* Exercise aim *
Every line below that holds the string "在快捷菜单中选择" should be copied out.
═══ Dataset
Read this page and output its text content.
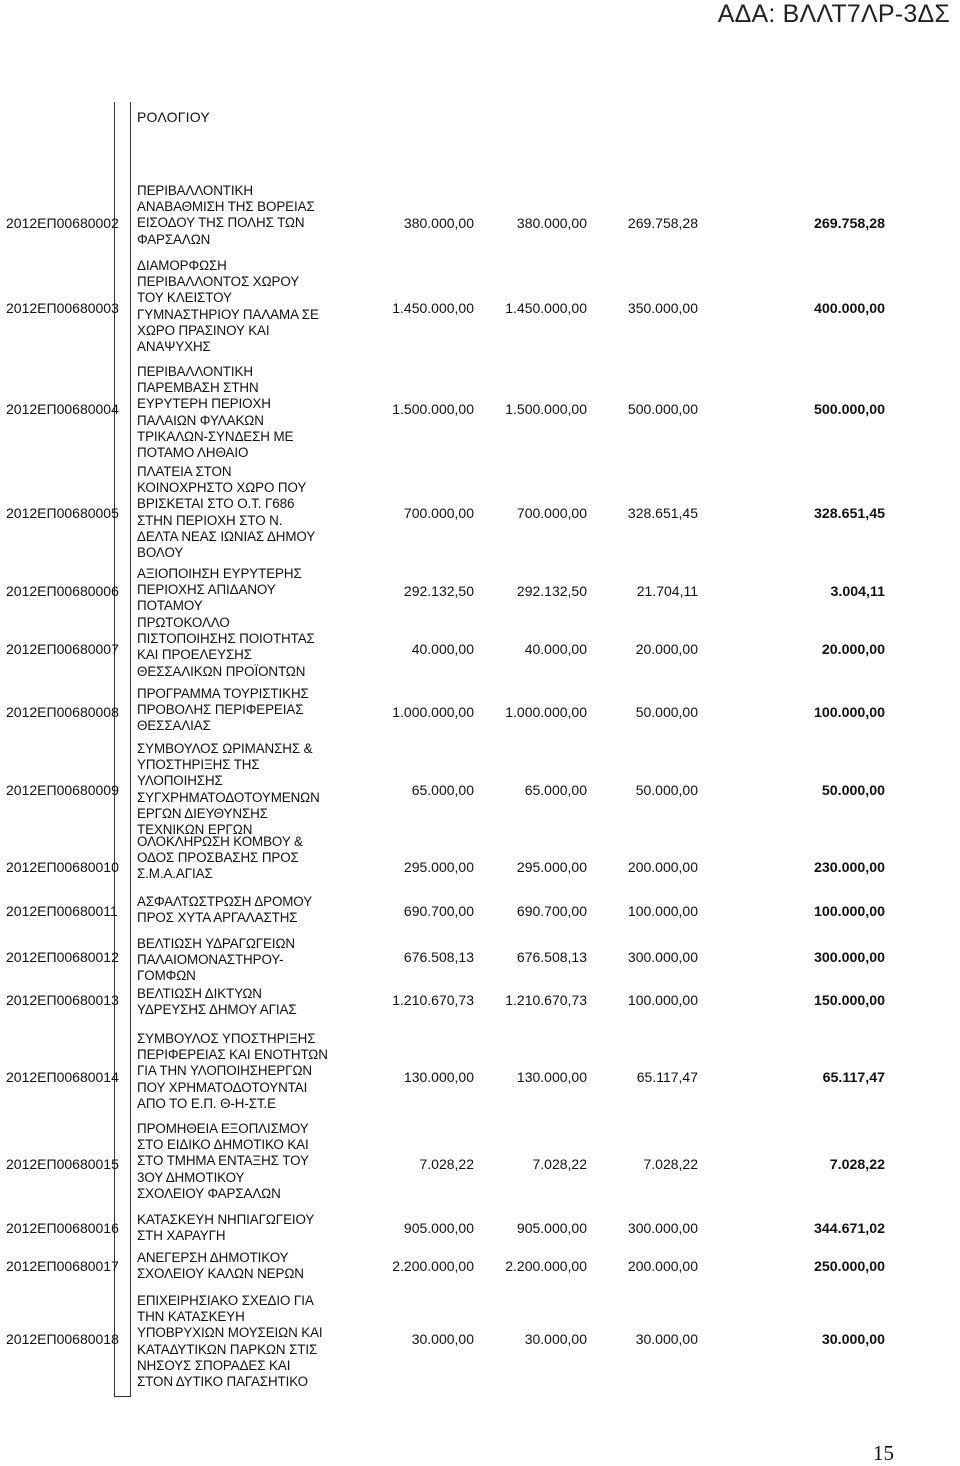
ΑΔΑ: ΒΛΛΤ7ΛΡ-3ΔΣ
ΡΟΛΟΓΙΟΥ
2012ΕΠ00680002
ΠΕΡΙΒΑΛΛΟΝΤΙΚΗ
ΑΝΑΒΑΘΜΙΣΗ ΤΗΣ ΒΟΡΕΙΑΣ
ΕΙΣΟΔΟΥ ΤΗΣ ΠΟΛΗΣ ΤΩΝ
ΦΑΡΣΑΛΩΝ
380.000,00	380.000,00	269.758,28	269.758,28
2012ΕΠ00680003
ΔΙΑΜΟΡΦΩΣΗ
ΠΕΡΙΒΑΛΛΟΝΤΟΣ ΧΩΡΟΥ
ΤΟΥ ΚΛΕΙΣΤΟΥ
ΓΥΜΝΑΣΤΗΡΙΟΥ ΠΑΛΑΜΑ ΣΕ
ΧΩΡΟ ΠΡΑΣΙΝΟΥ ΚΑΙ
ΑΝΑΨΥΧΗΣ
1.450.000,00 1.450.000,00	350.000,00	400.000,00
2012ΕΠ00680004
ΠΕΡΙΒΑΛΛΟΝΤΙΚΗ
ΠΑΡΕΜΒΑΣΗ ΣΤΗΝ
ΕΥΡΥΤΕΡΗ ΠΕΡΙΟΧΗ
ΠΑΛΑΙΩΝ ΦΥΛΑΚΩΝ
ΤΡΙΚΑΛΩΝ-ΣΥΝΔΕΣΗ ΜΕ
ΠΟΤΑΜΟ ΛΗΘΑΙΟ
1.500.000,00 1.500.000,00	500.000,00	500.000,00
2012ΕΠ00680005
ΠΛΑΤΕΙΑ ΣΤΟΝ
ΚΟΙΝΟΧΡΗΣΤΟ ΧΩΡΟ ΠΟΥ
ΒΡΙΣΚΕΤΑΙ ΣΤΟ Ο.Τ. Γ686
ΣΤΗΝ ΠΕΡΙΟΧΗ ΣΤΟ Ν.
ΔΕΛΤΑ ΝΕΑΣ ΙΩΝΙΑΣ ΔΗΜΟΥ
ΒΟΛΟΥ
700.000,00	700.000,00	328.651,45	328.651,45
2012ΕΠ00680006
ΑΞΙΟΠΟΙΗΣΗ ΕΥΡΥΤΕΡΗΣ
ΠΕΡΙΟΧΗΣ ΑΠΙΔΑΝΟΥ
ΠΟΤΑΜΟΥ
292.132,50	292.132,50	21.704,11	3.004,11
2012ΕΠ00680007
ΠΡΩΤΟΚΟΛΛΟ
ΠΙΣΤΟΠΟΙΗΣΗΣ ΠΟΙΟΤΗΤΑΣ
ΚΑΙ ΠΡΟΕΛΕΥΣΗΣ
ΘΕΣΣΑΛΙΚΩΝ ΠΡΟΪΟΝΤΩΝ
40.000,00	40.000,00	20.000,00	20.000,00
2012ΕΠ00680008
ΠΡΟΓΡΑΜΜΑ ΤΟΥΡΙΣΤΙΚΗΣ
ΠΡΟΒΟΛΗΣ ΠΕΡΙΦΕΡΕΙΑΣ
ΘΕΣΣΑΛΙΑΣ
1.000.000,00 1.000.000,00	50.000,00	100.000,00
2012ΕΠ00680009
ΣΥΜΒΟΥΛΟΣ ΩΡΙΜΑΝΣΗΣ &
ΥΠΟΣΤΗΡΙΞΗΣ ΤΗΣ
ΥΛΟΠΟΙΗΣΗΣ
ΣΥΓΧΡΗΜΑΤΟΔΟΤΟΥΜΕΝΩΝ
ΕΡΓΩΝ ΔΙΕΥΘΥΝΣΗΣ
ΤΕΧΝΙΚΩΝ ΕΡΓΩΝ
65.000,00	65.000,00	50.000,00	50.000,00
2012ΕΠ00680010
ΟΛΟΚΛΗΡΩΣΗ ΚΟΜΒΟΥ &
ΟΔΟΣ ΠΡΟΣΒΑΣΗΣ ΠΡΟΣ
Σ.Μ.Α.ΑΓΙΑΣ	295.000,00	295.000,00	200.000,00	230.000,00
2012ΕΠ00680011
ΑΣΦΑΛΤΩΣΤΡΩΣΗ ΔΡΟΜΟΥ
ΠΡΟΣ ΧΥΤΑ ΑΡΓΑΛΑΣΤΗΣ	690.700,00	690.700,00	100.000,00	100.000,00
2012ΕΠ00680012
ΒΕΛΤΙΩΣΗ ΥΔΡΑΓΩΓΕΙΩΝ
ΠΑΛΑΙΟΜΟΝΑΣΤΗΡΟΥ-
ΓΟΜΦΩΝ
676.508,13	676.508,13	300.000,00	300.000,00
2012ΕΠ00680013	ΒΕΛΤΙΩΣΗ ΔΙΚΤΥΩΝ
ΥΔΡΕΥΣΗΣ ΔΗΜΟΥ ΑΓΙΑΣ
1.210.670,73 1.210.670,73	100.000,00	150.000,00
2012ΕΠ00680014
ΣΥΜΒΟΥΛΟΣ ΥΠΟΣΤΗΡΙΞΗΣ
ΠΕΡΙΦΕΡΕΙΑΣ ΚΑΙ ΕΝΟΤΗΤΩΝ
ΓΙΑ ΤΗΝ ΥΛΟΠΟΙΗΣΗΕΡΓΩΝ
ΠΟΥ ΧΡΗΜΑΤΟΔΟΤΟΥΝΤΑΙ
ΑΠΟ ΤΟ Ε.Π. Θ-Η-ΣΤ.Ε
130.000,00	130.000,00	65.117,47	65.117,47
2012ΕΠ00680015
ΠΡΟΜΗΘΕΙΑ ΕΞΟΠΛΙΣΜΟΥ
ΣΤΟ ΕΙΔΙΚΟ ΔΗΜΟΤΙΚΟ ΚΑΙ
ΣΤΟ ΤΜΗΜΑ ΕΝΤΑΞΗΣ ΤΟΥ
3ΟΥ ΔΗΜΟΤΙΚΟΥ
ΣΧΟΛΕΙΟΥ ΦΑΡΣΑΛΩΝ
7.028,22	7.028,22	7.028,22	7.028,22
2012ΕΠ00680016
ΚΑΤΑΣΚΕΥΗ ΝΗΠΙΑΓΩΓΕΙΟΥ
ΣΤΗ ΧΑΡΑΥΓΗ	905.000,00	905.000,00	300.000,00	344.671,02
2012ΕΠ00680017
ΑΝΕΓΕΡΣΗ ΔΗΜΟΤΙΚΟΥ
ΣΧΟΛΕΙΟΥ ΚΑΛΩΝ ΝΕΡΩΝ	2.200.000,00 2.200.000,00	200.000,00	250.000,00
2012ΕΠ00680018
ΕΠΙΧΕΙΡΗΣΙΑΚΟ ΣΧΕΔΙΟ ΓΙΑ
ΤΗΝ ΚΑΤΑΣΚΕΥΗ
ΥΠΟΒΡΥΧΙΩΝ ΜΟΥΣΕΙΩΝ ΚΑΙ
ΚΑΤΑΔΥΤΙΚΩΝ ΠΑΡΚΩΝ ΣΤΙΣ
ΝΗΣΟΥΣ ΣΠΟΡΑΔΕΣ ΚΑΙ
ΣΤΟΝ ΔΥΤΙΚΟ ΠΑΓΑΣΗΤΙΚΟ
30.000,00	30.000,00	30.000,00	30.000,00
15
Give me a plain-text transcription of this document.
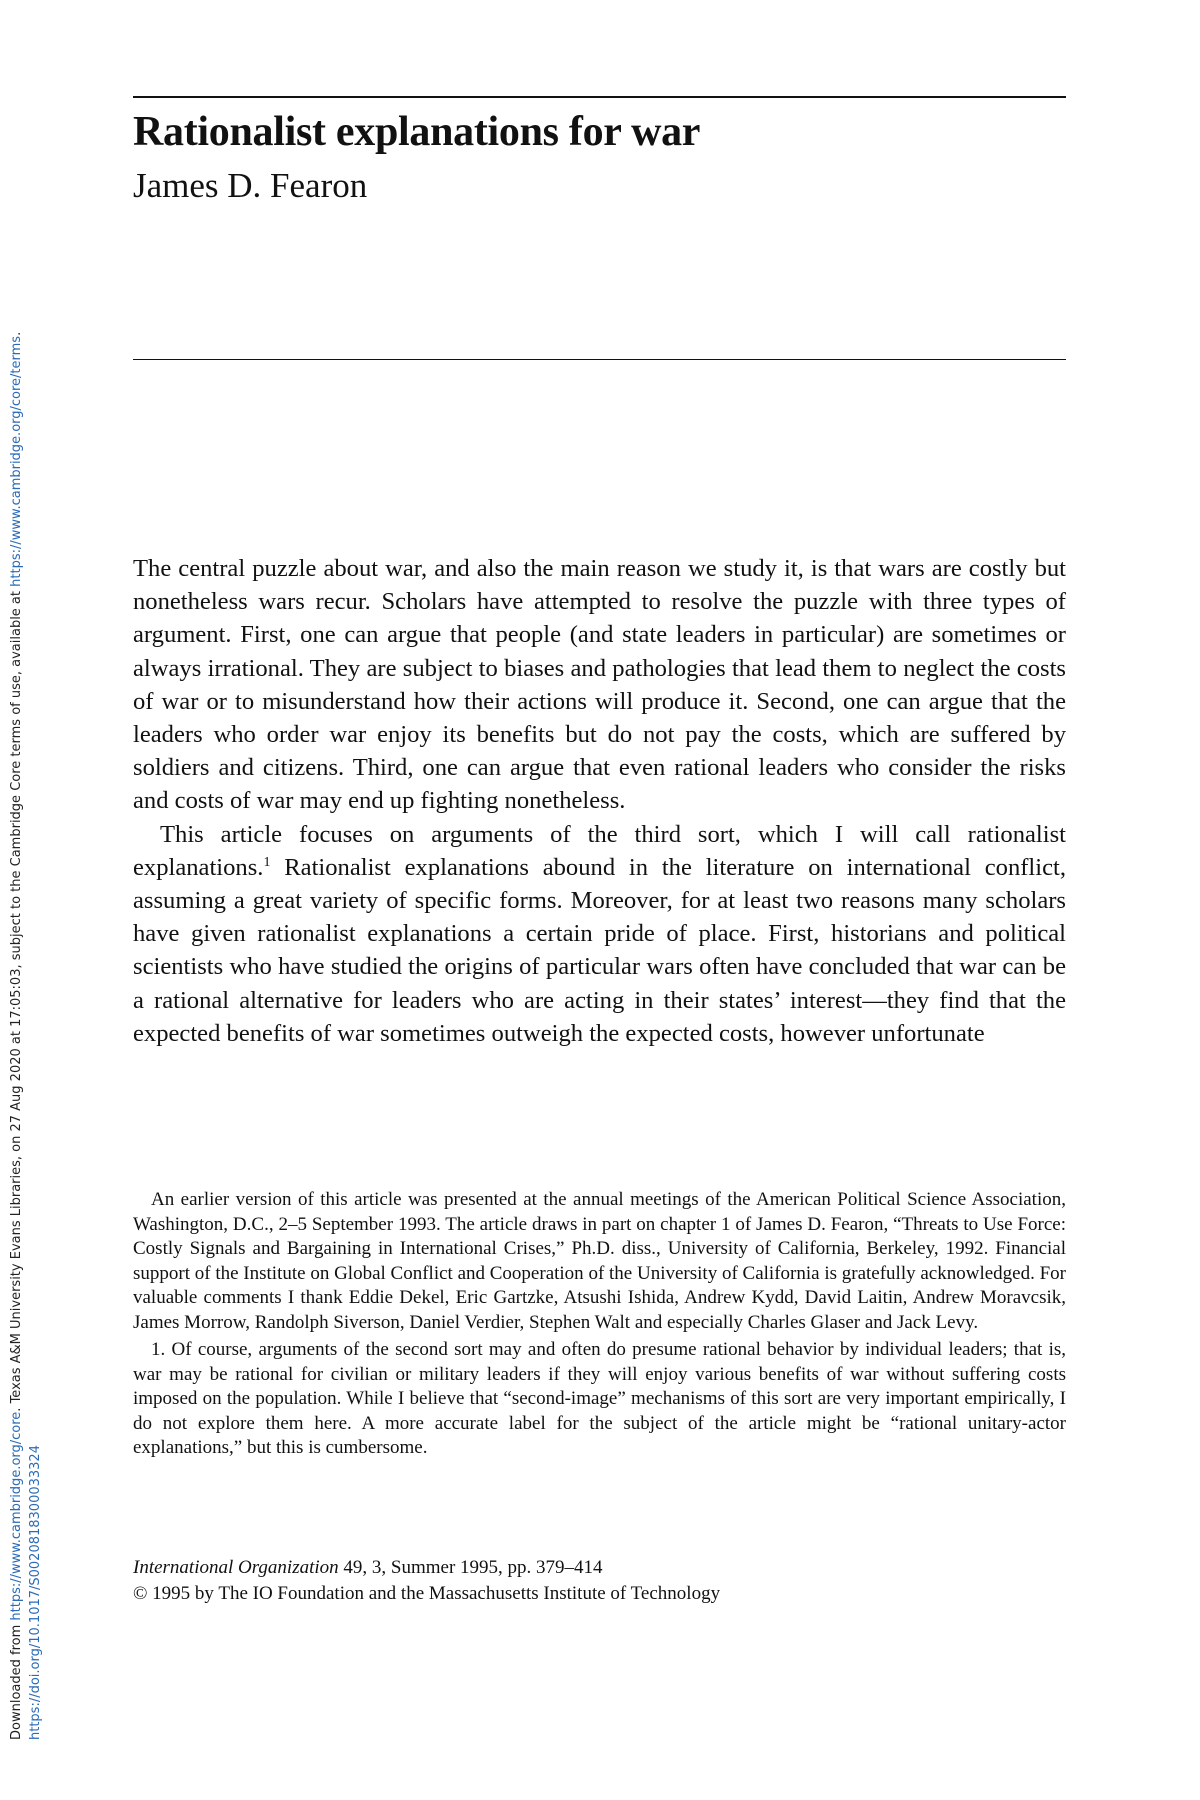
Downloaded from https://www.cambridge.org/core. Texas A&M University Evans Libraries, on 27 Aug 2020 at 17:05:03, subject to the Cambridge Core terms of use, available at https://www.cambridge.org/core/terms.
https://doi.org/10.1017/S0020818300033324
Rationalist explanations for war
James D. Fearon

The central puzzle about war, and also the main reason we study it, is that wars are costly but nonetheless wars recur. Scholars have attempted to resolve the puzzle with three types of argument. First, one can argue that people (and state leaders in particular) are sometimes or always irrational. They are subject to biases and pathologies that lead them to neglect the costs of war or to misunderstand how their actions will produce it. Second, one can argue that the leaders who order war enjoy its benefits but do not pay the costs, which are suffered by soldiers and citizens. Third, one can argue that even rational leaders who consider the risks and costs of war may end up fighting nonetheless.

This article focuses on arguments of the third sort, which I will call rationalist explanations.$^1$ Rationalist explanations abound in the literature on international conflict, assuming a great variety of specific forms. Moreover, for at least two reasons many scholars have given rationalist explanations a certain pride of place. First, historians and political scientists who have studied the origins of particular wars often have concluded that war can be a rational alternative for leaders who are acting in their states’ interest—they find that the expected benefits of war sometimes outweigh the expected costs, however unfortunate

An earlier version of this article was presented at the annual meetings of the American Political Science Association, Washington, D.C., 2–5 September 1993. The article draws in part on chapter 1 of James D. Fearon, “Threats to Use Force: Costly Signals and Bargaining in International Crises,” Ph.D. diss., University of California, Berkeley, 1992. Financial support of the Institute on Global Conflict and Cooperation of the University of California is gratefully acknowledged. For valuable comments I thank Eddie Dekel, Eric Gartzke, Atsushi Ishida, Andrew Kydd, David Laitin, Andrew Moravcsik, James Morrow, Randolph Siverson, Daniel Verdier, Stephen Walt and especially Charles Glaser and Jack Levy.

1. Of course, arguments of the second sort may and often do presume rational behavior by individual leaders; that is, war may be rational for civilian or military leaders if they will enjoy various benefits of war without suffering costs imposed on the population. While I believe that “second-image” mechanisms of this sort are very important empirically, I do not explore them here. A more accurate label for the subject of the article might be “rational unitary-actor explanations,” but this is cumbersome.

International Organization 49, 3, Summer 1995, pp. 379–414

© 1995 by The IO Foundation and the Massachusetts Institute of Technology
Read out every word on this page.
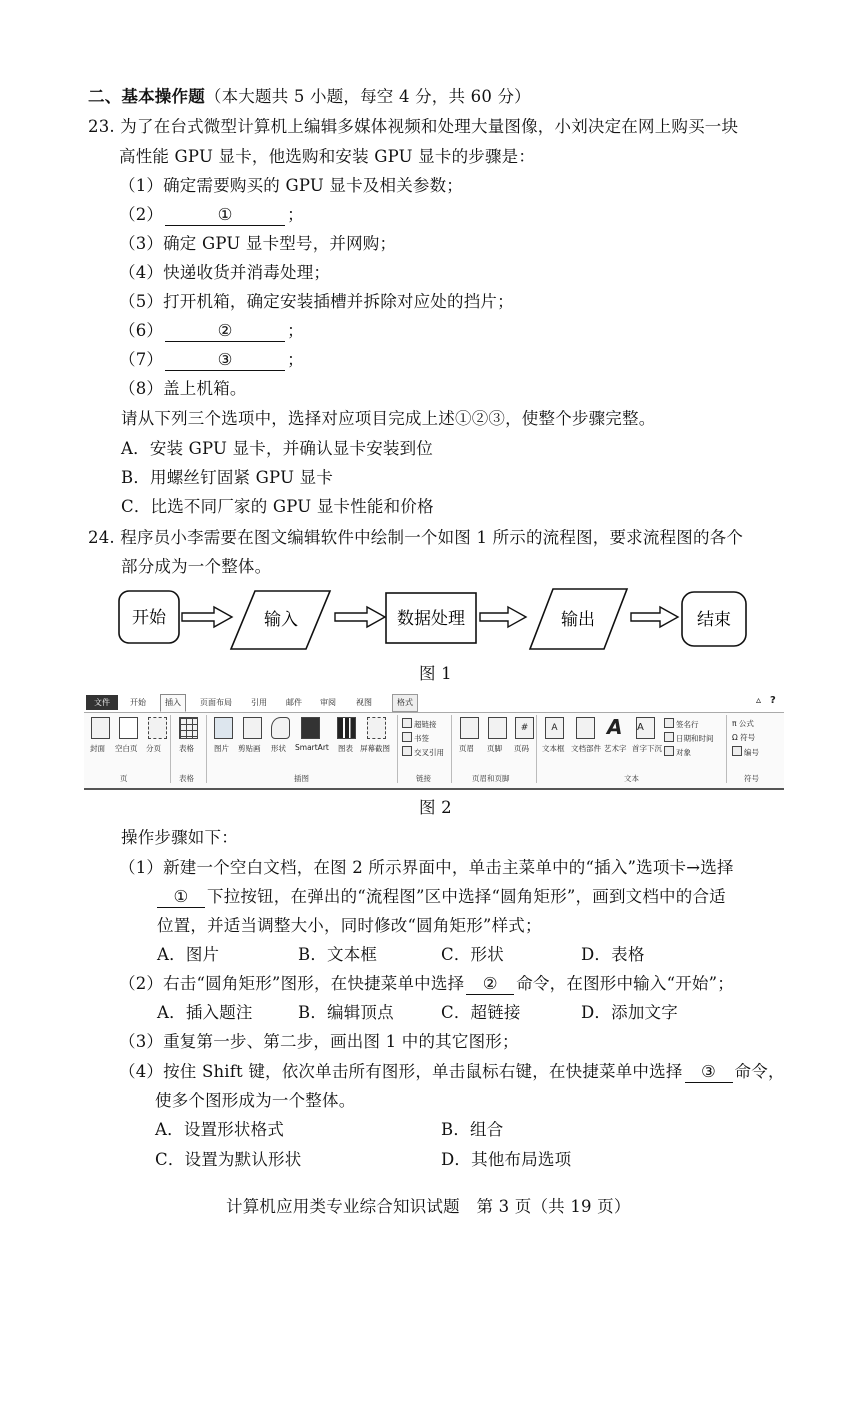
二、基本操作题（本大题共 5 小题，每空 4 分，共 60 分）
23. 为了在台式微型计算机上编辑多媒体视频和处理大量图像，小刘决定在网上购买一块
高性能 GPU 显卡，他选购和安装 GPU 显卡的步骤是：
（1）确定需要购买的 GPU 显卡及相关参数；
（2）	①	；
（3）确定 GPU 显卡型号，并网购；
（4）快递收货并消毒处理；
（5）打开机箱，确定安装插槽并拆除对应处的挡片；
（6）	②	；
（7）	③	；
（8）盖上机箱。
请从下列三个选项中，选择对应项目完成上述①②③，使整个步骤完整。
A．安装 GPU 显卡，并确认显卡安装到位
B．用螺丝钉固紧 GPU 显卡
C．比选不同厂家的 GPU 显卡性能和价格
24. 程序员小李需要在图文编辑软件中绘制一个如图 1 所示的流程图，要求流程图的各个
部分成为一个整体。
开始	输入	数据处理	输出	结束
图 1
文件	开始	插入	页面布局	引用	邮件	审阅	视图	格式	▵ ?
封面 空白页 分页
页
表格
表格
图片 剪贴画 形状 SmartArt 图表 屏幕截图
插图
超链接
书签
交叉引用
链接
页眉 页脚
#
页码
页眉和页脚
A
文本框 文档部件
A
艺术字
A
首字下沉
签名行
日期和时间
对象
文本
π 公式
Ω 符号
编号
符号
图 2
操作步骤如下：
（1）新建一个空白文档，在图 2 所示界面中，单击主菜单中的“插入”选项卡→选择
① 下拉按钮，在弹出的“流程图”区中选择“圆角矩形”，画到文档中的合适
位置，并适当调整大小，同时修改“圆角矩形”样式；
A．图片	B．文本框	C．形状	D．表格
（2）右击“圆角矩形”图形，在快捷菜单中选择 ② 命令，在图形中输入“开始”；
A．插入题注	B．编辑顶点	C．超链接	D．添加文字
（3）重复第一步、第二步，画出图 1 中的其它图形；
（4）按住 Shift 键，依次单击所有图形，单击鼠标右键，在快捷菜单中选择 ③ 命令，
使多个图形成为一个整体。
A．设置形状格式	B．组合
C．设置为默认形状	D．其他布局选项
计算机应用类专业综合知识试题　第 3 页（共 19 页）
══════
* Reply to the task *
（2）右击“圆角矩形”图形，在快捷菜单中选择 ② 命令，在图形中输入“开始”；
（4）按住 Shift 键，依次单击所有图形，单击鼠标右键，在快捷菜单中选择 ③ 命令，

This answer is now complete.